WHAT THE EXERCISE ASKS: Make an exact copy of all the records.
** BEGIN **
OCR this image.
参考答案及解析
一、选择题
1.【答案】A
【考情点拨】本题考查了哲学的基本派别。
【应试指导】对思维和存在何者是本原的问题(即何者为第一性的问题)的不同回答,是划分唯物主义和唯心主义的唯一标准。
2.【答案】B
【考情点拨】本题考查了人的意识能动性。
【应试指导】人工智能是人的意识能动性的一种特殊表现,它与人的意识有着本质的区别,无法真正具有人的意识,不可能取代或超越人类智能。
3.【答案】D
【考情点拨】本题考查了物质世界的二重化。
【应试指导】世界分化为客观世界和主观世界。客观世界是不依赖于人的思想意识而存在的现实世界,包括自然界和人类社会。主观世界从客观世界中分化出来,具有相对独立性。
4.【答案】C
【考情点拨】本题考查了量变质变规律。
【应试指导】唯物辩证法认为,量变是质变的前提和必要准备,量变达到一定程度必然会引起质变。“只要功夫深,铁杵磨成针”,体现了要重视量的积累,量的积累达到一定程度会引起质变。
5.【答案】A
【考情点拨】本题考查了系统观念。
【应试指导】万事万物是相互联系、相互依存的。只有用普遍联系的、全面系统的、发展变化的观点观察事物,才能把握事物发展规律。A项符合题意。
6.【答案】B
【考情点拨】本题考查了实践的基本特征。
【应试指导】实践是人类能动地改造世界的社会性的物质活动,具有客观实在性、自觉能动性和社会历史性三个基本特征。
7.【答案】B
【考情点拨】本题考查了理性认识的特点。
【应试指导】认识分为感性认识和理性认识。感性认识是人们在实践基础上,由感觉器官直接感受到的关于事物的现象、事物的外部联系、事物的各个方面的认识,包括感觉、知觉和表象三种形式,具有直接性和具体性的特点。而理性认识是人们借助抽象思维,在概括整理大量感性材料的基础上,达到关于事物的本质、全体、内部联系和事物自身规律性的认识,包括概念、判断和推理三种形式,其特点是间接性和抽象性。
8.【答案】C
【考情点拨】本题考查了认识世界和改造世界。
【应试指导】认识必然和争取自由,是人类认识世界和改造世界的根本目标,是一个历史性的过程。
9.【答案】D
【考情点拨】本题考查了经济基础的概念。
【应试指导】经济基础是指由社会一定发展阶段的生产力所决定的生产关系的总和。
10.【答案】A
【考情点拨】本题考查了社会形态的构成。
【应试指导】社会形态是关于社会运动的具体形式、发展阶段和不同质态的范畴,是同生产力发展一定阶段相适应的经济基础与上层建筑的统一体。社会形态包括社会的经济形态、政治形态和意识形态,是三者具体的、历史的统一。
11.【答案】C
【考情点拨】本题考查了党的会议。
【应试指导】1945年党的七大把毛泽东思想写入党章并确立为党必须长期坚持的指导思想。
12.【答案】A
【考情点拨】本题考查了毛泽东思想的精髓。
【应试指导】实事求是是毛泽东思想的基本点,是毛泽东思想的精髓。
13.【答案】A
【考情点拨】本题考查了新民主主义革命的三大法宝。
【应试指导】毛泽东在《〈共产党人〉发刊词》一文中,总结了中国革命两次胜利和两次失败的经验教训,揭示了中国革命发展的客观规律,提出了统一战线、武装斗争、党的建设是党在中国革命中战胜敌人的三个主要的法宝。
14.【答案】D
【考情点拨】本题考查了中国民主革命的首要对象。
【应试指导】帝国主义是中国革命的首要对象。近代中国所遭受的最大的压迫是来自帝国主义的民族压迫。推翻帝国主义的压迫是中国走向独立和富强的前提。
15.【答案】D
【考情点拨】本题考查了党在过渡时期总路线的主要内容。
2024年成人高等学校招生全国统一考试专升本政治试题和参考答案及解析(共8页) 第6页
** END **
FULL RESPONSE:
OCR this image.
参考答案及解析
一、选择题
1.【答案】A
【考情点拨】本题考查了哲学的基本派别。
【应试指导】对思维和存在何者是本原的问题(即何者为第一性的问题)的不同回答,是划分唯物主义和唯心主义的唯一标准。
2.【答案】B
【考情点拨】本题考查了人的意识能动性。
【应试指导】人工智能是人的意识能动性的一种特殊表现,它与人的意识有着本质的区别,无法真正具有人的意识,不可能取代或超越人类智能。
3.【答案】D
【考情点拨】本题考查了物质世界的二重化。
【应试指导】世界分化为客观世界和主观世界。客观世界是不依赖于人的思想意识而存在的现实世界,包括自然界和人类社会。主观世界从客观世界中分化出来,具有相对独立性。
4.【答案】C
【考情点拨】本题考查了量变质变规律。
【应试指导】唯物辩证法认为,量变是质变的前提和必要准备,量变达到一定程度必然会引起质变。“只要功夫深,铁杵磨成针”,体现了要重视量的积累,量的积累达到一定程度会引起质变。
5.【答案】A
【考情点拨】本题考查了系统观念。
【应试指导】万事万物是相互联系、相互依存的。只有用普遍联系的、全面系统的、发展变化的观点观察事物,才能把握事物发展规律。A项符合题意。
6.【答案】B
【考情点拨】本题考查了实践的基本特征。
【应试指导】实践是人类能动地改造世界的社会性的物质活动,具有客观实在性、自觉能动性和社会历史性三个基本特征。
7.【答案】B
【考情点拨】本题考查了理性认识的特点。
【应试指导】认识分为感性认识和理性认识。感性认识是人们在实践基础上,由感觉器官直接感受到的关于事物的现象、事物的外部联系、事物的各个方面的认识,包括感觉、知觉和表象三种形式,具有直接性和具体性的特点。而理性认识是人们借助抽象思维,在概括整理大量感性材料的基础上,达到关于事物的本质、全体、内部联系和事物自身规律性的认识,包括概念、判断和推理三种形式,其特点是间接性和抽象性。
8.【答案】C
【考情点拨】本题考查了认识世界和改造世界。
【应试指导】认识必然和争取自由,是人类认识世界和改造世界的根本目标,是一个历史性的过程。
9.【答案】D
【考情点拨】本题考查了经济基础的概念。
【应试指导】经济基础是指由社会一定发展阶段的生产力所决定的生产关系的总和。
10.【答案】A
【考情点拨】本题考查了社会形态的构成。
【应试指导】社会形态是关于社会运动的具体形式、发展阶段和不同质态的范畴,是同生产力发展一定阶段相适应的经济基础与上层建筑的统一体。社会形态包括社会的经济形态、政治形态和意识形态,是三者具体的、历史的统一。
11.【答案】C
【考情点拨】本题考查了党的会议。
【应试指导】1945年党的七大把毛泽东思想写入党章并确立为党必须长期坚持的指导思想。
12.【答案】A
【考情点拨】本题考查了毛泽东思想的精髓。
【应试指导】实事求是是毛泽东思想的基本点,是毛泽东思想的精髓。
13.【答案】A
【考情点拨】本题考查了新民主主义革命的三大法宝。
【应试指导】毛泽东在《〈共产党人〉发刊词》一文中,总结了中国革命两次胜利和两次失败的经验教训,揭示了中国革命发展的客观规律,提出了统一战线、武装斗争、党的建设是党在中国革命中战胜敌人的三个主要的法宝。
14.【答案】D
【考情点拨】本题考查了中国民主革命的首要对象。
【应试指导】帝国主义是中国革命的首要对象。近代中国所遭受的最大的压迫是来自帝国主义的民族压迫。推翻帝国主义的压迫是中国走向独立和富强的前提。
15.【答案】D
【考情点拨】本题考查了党在过渡时期总路线的主要内容。
2024年成人高等学校招生全国统一考试专升本政治试题和参考答案及解析(共8页) 第6页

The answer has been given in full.